Figure collection entries
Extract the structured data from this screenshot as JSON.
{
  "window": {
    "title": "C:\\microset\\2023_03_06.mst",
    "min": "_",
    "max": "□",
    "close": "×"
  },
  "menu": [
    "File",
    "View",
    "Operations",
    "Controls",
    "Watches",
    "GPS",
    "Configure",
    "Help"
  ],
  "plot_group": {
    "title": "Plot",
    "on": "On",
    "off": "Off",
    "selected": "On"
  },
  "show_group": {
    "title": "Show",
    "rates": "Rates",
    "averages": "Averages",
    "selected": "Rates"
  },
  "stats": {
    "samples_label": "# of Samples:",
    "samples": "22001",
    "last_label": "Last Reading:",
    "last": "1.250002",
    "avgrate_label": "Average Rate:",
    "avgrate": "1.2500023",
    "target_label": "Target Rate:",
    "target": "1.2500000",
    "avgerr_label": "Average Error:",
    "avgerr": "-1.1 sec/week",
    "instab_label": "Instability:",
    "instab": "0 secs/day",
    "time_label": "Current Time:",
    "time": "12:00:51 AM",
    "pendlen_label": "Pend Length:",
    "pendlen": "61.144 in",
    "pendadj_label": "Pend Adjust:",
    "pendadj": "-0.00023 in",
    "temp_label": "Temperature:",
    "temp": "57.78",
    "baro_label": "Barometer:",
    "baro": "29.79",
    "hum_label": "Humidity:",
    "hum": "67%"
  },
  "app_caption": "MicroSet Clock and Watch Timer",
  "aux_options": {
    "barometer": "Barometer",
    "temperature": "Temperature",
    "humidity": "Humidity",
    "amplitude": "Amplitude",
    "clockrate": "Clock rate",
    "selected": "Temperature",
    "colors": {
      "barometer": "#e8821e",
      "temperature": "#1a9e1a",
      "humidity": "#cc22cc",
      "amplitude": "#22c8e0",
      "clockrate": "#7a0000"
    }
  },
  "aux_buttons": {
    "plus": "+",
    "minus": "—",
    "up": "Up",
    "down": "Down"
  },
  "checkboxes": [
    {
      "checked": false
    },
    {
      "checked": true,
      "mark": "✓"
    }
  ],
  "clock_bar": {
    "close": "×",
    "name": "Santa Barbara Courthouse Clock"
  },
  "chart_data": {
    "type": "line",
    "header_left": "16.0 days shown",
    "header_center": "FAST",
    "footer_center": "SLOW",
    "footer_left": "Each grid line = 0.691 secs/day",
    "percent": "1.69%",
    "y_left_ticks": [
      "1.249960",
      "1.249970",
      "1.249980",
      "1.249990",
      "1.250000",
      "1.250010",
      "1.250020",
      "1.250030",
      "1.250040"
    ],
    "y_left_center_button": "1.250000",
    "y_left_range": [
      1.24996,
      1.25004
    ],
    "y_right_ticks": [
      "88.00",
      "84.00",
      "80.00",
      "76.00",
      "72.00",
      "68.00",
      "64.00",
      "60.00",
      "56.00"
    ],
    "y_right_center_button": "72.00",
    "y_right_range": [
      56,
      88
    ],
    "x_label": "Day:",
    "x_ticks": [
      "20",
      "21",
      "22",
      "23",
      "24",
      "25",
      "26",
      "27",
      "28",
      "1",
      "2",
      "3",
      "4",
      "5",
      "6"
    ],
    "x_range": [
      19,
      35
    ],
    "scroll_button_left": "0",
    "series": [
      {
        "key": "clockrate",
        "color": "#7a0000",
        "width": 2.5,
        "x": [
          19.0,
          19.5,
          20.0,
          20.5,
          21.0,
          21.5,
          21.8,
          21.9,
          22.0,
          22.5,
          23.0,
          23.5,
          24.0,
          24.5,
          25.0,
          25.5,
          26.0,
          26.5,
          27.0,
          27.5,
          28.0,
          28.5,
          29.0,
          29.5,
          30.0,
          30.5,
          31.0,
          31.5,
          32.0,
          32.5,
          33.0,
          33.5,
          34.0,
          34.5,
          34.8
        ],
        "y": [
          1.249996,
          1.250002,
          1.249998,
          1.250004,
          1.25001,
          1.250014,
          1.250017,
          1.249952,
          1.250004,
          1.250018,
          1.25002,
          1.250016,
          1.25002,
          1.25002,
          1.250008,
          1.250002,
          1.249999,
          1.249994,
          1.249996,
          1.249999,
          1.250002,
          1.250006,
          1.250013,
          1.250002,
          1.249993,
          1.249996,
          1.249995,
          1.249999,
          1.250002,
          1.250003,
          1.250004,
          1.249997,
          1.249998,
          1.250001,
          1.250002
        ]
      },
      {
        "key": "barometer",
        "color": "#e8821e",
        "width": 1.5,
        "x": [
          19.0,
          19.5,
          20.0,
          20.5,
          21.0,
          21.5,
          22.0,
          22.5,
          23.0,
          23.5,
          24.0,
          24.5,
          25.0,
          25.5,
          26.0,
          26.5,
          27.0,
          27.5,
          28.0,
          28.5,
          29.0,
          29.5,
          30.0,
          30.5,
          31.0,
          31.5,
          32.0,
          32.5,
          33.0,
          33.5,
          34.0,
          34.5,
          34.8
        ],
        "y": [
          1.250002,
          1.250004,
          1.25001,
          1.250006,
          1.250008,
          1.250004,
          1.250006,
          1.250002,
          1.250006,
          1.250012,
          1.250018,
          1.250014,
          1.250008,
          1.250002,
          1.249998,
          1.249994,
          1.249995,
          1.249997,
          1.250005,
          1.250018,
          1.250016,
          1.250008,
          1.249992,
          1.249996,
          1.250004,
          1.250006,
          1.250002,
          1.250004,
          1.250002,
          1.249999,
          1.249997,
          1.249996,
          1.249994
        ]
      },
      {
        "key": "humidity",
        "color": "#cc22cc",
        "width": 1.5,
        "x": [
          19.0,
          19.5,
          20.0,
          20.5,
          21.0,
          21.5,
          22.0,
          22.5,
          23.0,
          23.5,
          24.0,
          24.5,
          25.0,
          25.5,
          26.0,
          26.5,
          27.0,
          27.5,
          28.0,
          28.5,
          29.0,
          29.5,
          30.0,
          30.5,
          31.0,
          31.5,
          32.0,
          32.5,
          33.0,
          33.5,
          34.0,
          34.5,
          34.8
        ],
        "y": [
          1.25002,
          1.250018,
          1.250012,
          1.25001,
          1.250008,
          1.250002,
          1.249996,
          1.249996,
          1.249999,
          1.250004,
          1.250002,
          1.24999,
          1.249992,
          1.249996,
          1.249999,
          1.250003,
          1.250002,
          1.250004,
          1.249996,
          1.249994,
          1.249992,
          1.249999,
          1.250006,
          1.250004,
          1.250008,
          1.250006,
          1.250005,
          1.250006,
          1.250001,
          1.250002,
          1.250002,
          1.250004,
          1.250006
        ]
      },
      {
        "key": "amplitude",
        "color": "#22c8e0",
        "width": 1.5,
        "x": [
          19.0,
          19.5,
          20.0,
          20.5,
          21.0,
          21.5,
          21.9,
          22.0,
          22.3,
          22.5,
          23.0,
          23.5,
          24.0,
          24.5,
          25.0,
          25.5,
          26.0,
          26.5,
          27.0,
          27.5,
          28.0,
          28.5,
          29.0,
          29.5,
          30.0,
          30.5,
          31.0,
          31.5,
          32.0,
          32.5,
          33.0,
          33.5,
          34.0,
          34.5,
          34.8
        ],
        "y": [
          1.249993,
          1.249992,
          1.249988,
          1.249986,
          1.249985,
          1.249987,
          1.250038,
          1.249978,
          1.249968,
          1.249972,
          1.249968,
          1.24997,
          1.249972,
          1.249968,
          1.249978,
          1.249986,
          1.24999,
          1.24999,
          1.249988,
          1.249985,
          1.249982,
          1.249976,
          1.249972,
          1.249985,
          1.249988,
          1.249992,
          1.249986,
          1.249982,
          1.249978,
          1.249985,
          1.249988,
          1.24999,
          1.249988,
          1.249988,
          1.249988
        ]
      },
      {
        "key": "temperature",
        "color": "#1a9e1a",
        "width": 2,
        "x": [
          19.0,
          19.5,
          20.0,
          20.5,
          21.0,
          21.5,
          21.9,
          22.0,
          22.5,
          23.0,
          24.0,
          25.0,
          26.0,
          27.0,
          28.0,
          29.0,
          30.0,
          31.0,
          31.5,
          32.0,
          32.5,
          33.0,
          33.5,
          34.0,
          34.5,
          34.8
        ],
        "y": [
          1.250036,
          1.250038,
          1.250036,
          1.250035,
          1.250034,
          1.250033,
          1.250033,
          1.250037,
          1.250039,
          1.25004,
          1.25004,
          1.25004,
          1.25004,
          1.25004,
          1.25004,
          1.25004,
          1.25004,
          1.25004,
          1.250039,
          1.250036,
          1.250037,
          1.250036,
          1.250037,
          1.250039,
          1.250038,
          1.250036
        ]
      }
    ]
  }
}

Exercise brief: Which lines of the data include "amplitude"? Copy each of them.

Solution to this task:
    "amplitude": "Amplitude",
      "amplitude": "#22c8e0",
        "key": "amplitude",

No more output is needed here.